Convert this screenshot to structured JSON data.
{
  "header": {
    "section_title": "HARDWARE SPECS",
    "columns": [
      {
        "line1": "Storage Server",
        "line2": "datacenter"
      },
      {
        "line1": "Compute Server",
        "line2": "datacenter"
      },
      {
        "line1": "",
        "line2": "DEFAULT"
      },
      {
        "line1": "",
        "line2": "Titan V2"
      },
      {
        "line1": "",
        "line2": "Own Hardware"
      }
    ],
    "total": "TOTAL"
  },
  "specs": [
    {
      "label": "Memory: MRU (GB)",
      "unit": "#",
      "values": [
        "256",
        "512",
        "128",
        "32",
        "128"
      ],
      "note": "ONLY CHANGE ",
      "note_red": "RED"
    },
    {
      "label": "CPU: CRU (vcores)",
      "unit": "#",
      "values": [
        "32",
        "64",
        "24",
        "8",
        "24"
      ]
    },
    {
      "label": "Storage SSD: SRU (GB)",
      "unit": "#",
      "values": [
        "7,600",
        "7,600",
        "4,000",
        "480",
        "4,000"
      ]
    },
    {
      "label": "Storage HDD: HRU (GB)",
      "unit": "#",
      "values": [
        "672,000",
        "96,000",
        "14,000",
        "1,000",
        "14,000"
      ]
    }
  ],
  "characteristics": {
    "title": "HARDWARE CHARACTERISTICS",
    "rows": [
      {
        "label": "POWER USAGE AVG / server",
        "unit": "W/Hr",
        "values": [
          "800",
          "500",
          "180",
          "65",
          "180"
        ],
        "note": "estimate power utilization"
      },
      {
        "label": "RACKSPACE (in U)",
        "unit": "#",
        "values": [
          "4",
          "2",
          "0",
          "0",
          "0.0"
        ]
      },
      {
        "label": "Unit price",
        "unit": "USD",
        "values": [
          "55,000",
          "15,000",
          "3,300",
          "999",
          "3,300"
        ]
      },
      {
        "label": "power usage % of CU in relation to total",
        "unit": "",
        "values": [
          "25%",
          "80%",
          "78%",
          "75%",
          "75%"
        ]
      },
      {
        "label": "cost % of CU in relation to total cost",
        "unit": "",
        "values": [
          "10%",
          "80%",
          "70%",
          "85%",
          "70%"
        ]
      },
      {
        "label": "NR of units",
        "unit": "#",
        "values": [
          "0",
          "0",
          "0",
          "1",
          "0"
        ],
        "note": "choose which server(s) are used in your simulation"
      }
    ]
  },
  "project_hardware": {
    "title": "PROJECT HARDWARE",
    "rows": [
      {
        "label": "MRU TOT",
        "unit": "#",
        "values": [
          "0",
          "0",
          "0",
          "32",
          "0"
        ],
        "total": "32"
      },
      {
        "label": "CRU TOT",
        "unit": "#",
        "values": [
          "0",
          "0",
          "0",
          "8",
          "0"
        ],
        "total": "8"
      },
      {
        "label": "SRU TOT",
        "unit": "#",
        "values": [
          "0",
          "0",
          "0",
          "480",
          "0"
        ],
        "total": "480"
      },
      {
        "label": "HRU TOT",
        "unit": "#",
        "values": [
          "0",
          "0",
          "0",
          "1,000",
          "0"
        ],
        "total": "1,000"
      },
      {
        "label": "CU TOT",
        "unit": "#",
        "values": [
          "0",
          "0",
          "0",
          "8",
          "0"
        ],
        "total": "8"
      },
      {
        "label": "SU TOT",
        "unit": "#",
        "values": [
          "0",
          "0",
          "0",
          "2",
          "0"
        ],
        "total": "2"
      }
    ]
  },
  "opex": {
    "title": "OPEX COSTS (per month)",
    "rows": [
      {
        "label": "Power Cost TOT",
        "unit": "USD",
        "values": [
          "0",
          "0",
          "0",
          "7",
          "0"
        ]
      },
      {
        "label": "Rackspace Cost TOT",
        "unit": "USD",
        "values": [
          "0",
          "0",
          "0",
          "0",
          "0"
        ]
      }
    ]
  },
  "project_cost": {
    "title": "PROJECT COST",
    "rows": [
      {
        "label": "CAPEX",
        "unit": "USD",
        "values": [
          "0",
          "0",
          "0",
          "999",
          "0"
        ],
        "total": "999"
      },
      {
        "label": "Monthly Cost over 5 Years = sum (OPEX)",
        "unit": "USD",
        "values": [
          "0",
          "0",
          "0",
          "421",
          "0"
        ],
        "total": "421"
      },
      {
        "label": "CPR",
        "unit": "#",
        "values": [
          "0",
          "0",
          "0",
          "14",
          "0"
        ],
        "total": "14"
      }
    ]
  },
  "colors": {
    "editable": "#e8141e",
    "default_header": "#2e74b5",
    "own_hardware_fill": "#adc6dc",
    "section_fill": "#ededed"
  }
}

§ Written request:
Repeat the data verbatim.

§ Answer for this exercise:
Convert this screenshot to structured JSON data.
{
  "header": {
    "section_title": "HARDWARE SPECS",
    "columns": [
      {
        "line1": "Storage Server",
        "line2": "datacenter"
      },
      {
        "line1": "Compute Server",
        "line2": "datacenter"
      },
      {
        "line1": "",
        "line2": "DEFAULT"
      },
      {
        "line1": "",
        "line2": "Titan V2"
      },
      {
        "line1": "",
        "line2": "Own Hardware"
      }
    ],
    "total": "TOTAL"
  },
  "specs": [
    {
      "label": "Memory: MRU (GB)",
      "unit": "#",
      "values": [
        "256",
        "512",
        "128",
        "32",
        "128"
      ],
      "note": "ONLY CHANGE ",
      "note_red": "RED"
    },
    {
      "label": "CPU: CRU (vcores)",
      "unit": "#",
      "values": [
        "32",
        "64",
        "24",
        "8",
        "24"
      ]
    },
    {
      "label": "Storage SSD: SRU (GB)",
      "unit": "#",
      "values": [
        "7,600",
        "7,600",
        "4,000",
        "480",
        "4,000"
      ]
    },
    {
      "label": "Storage HDD: HRU (GB)",
      "unit": "#",
      "values": [
        "672,000",
        "96,000",
        "14,000",
        "1,000",
        "14,000"
      ]
    }
  ],
  "characteristics": {
    "title": "HARDWARE CHARACTERISTICS",
    "rows": [
      {
        "label": "POWER USAGE AVG / server",
        "unit": "W/Hr",
        "values": [
          "800",
          "500",
          "180",
          "65",
          "180"
        ],
        "note": "estimate power utilization"
      },
      {
        "label": "RACKSPACE (in U)",
        "unit": "#",
        "values": [
          "4",
          "2",
          "0",
          "0",
          "0.0"
        ]
      },
      {
        "label": "Unit price",
        "unit": "USD",
        "values": [
          "55,000",
          "15,000",
          "3,300",
          "999",
          "3,300"
        ]
      },
      {
        "label": "power usage % of CU in relation to total",
        "unit": "",
        "values": [
          "25%",
          "80%",
          "78%",
          "75%",
          "75%"
        ]
      },
      {
        "label": "cost % of CU in relation to total cost",
        "unit": "",
        "values": [
          "10%",
          "80%",
          "70%",
          "85%",
          "70%"
        ]
      },
      {
        "label": "NR of units",
        "unit": "#",
        "values": [
          "0",
          "0",
          "0",
          "1",
          "0"
        ],
        "note": "choose which server(s) are used in your simulation"
      }
    ]
  },
  "project_hardware": {
    "title": "PROJECT HARDWARE",
    "rows": [
      {
        "label": "MRU TOT",
        "unit": "#",
        "values": [
          "0",
          "0",
          "0",
          "32",
          "0"
        ],
        "total": "32"
      },
      {
        "label": "CRU TOT",
        "unit": "#",
        "values": [
          "0",
          "0",
          "0",
          "8",
          "0"
        ],
        "total": "8"
      },
      {
        "label": "SRU TOT",
        "unit": "#",
        "values": [
          "0",
          "0",
          "0",
          "480",
          "0"
        ],
        "total": "480"
      },
      {
        "label": "HRU TOT",
        "unit": "#",
        "values": [
          "0",
          "0",
          "0",
          "1,000",
          "0"
        ],
        "total": "1,000"
      },
      {
        "label": "CU TOT",
        "unit": "#",
        "values": [
          "0",
          "0",
          "0",
          "8",
          "0"
        ],
        "total": "8"
      },
      {
        "label": "SU TOT",
        "unit": "#",
        "values": [
          "0",
          "0",
          "0",
          "2",
          "0"
        ],
        "total": "2"
      }
    ]
  },
  "opex": {
    "title": "OPEX COSTS (per month)",
    "rows": [
      {
        "label": "Power Cost TOT",
        "unit": "USD",
        "values": [
          "0",
          "0",
          "0",
          "7",
          "0"
        ]
      },
      {
        "label": "Rackspace Cost TOT",
        "unit": "USD",
        "values": [
          "0",
          "0",
          "0",
          "0",
          "0"
        ]
      }
    ]
  },
  "project_cost": {
    "title": "PROJECT COST",
    "rows": [
      {
        "label": "CAPEX",
        "unit": "USD",
        "values": [
          "0",
          "0",
          "0",
          "999",
          "0"
        ],
        "total": "999"
      },
      {
        "label": "Monthly Cost over 5 Years = sum (OPEX)",
        "unit": "USD",
        "values": [
          "0",
          "0",
          "0",
          "421",
          "0"
        ],
        "total": "421"
      },
      {
        "label": "CPR",
        "unit": "#",
        "values": [
          "0",
          "0",
          "0",
          "14",
          "0"
        ],
        "total": "14"
      }
    ]
  },
  "colors": {
    "editable": "#e8141e",
    "default_header": "#2e74b5",
    "own_hardware_fill": "#adc6dc",
    "section_fill": "#ededed"
  }
}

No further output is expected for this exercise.